Repeat the whole listing exactly as written.

**Records about charts and figures:**
__________

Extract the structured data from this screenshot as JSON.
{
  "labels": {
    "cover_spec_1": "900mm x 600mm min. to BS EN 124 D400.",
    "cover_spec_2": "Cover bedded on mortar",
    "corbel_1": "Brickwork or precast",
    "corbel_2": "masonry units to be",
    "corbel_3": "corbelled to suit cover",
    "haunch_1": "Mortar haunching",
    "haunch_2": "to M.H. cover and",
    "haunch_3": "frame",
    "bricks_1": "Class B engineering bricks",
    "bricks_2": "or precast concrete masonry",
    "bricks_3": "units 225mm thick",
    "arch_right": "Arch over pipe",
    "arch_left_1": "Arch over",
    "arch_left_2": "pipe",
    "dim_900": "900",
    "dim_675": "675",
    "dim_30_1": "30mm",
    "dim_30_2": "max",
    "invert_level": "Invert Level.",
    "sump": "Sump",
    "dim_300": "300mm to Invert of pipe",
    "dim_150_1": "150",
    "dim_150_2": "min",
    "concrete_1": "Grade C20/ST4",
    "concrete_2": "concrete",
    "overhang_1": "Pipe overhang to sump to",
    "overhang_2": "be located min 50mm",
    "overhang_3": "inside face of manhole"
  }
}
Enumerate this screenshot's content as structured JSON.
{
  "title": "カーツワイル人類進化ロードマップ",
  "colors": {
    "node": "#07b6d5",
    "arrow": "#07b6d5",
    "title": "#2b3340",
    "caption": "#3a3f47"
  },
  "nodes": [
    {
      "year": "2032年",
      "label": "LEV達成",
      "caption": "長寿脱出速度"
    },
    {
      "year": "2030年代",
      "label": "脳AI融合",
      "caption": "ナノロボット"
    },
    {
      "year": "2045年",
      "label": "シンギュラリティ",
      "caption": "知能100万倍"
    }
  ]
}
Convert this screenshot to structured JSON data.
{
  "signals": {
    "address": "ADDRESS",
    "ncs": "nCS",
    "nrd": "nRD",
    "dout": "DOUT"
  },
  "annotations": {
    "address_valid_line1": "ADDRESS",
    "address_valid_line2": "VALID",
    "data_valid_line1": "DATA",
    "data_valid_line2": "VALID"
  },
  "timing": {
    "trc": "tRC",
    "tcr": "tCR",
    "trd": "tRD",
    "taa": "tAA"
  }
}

__________

**WRITTEN ANSWER:**
Extract the structured data from this screenshot as JSON.
{
  "labels": {
    "cover_spec_1": "900mm x 600mm min. to BS EN 124 D400.",
    "cover_spec_2": "Cover bedded on mortar",
    "corbel_1": "Brickwork or precast",
    "corbel_2": "masonry units to be",
    "corbel_3": "corbelled to suit cover",
    "haunch_1": "Mortar haunching",
    "haunch_2": "to M.H. cover and",
    "haunch_3": "frame",
    "bricks_1": "Class B engineering bricks",
    "bricks_2": "or precast concrete masonry",
    "bricks_3": "units 225mm thick",
    "arch_right": "Arch over pipe",
    "arch_left_1": "Arch over",
    "arch_left_2": "pipe",
    "dim_900": "900",
    "dim_675": "675",
    "dim_30_1": "30mm",
    "dim_30_2": "max",
    "invert_level": "Invert Level.",
    "sump": "Sump",
    "dim_300": "300mm to Invert of pipe",
    "dim_150_1": "150",
    "dim_150_2": "min",
    "concrete_1": "Grade C20/ST4",
    "concrete_2": "concrete",
    "overhang_1": "Pipe overhang to sump to",
    "overhang_2": "be located min 50mm",
    "overhang_3": "inside face of manhole"
  }
}
Enumerate this screenshot's content as structured JSON.
{
  "title": "カーツワイル人類進化ロードマップ",
  "colors": {
    "node": "#07b6d5",
    "arrow": "#07b6d5",
    "title": "#2b3340",
    "caption": "#3a3f47"
  },
  "nodes": [
    {
      "year": "2032年",
      "label": "LEV達成",
      "caption": "長寿脱出速度"
    },
    {
      "year": "2030年代",
      "label": "脳AI融合",
      "caption": "ナノロボット"
    },
    {
      "year": "2045年",
      "label": "シンギュラリティ",
      "caption": "知能100万倍"
    }
  ]
}
Convert this screenshot to structured JSON data.
{
  "signals": {
    "address": "ADDRESS",
    "ncs": "nCS",
    "nrd": "nRD",
    "dout": "DOUT"
  },
  "annotations": {
    "address_valid_line1": "ADDRESS",
    "address_valid_line2": "VALID",
    "data_valid_line1": "DATA",
    "data_valid_line2": "VALID"
  },
  "timing": {
    "trc": "tRC",
    "tcr": "tCR",
    "trd": "tRD",
    "taa": "tAA"
  }
}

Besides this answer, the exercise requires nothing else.